PROBLEM TO WORK ON
Which lines contain the word "ENVELOPE"? Return each of them as written.

Data listing
--------------------------------------------------
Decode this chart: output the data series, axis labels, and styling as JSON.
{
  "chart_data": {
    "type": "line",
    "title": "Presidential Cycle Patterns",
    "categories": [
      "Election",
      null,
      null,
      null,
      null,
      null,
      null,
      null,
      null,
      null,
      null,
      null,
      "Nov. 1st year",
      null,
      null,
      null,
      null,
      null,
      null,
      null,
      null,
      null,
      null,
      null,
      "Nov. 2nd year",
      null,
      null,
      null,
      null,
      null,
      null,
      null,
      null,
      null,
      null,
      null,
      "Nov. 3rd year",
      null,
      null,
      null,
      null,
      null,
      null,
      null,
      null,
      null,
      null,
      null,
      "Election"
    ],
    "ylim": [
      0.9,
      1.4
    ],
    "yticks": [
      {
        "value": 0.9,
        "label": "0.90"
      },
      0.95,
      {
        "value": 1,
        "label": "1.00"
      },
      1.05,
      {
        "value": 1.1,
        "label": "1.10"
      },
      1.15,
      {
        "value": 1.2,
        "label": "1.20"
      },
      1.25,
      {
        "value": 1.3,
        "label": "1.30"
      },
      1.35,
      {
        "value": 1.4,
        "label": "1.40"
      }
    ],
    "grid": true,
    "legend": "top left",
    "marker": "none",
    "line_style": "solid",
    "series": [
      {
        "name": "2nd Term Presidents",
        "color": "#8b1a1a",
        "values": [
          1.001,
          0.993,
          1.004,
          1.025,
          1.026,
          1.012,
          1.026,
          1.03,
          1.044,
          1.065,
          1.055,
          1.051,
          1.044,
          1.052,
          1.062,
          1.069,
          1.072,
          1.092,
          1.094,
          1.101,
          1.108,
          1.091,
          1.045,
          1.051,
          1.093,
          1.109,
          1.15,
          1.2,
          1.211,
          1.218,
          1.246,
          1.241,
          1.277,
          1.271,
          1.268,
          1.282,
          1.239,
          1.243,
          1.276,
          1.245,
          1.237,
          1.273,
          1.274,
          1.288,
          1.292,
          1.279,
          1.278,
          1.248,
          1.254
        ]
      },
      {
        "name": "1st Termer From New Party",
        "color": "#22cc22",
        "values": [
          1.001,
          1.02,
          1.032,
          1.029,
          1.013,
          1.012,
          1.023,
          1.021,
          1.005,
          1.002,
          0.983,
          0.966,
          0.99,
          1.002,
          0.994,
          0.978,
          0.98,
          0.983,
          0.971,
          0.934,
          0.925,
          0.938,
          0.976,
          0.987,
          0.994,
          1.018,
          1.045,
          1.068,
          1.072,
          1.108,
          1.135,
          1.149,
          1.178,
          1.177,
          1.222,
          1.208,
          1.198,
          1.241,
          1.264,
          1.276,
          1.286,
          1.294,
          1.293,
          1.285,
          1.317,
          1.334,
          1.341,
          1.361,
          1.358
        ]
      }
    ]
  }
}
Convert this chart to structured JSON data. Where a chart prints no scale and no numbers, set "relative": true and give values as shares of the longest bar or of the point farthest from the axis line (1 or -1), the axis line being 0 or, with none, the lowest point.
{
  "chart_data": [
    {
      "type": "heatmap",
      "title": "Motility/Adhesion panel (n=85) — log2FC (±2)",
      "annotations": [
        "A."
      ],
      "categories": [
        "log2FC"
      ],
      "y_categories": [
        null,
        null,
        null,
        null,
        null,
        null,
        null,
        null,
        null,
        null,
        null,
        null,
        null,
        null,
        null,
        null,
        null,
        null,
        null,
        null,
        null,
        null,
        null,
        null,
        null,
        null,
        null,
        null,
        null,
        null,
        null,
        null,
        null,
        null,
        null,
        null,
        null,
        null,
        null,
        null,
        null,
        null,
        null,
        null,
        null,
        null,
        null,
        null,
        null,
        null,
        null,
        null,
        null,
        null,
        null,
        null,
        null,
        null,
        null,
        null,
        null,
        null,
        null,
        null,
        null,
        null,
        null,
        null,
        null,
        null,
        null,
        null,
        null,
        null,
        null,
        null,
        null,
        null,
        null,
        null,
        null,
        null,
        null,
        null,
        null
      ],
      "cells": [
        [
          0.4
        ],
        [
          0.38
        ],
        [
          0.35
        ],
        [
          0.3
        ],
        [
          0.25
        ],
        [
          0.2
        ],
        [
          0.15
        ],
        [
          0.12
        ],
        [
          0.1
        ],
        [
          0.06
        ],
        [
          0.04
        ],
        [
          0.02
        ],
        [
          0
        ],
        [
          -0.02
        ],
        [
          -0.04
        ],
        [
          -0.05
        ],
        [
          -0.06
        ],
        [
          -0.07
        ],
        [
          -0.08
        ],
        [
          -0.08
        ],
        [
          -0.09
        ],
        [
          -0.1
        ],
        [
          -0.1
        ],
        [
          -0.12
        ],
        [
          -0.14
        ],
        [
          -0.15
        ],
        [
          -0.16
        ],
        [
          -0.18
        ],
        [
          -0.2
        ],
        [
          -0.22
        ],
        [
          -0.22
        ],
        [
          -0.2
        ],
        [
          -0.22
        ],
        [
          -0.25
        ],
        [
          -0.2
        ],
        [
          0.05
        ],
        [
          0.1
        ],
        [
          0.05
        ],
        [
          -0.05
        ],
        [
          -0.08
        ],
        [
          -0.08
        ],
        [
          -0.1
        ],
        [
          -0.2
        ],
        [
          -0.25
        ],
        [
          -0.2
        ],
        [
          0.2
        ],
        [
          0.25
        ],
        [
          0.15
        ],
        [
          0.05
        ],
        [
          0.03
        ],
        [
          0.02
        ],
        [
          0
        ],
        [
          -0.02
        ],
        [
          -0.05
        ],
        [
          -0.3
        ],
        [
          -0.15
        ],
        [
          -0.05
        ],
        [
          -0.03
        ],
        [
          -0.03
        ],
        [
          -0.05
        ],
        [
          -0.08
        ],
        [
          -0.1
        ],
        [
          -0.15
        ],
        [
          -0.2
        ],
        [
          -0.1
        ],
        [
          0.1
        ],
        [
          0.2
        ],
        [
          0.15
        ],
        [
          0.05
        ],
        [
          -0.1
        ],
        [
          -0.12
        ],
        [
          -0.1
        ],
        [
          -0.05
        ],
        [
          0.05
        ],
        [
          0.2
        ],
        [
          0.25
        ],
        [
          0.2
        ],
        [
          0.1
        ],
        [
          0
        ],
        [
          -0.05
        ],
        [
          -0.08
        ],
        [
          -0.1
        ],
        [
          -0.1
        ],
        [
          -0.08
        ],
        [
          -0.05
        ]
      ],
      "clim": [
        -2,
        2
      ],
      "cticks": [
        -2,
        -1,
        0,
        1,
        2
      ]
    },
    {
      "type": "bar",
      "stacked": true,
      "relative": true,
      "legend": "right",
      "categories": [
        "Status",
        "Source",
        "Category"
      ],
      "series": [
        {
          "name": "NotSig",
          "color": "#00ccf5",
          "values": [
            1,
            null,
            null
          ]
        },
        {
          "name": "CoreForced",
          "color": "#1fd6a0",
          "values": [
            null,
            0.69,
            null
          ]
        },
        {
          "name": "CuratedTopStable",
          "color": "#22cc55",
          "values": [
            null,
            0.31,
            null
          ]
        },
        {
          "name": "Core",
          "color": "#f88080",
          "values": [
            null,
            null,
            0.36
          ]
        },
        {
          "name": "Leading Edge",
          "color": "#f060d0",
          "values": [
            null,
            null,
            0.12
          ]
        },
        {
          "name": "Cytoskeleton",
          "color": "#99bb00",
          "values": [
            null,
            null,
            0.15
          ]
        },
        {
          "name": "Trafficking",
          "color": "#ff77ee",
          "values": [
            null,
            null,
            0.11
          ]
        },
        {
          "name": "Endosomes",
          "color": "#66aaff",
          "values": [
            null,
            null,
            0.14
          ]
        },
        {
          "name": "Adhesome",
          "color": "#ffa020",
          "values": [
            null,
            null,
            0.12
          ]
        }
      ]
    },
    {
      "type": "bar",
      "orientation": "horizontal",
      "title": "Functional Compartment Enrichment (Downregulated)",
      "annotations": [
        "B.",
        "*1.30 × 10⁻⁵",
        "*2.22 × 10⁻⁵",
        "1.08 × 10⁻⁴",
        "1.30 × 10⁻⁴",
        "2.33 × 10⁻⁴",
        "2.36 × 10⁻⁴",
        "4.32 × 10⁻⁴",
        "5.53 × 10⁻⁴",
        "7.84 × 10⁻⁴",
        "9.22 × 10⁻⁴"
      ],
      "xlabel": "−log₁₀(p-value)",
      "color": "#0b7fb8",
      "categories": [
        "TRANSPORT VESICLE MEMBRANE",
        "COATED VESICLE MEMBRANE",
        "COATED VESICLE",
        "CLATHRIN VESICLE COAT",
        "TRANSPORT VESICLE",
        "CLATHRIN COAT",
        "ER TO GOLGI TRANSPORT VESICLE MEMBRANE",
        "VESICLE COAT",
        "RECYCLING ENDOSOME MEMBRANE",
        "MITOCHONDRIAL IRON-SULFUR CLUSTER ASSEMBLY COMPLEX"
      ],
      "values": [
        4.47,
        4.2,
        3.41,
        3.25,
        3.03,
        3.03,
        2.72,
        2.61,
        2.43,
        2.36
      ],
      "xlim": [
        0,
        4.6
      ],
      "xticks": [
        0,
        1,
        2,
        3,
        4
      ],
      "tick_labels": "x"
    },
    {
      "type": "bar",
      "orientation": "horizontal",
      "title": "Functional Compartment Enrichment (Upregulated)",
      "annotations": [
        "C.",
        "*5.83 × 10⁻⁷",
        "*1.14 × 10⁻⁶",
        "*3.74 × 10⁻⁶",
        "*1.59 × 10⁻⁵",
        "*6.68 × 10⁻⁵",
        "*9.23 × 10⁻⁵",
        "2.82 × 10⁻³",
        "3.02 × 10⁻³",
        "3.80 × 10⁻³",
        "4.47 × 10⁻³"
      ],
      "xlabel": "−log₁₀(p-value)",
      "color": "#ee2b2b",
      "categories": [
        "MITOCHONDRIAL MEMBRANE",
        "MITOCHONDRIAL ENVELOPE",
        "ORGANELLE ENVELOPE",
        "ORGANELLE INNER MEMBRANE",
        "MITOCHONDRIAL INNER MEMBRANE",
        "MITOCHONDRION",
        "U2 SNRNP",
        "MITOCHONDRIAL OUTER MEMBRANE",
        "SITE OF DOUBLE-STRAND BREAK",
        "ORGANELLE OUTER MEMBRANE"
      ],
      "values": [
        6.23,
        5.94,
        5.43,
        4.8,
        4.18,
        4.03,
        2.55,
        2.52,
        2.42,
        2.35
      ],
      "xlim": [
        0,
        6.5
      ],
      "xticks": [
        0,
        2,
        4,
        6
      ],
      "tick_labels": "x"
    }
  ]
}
--------------------------------------------------
WRITTEN REPLY
        "MITOCHONDRIAL ENVELOPE",
        "ORGANELLE ENVELOPE",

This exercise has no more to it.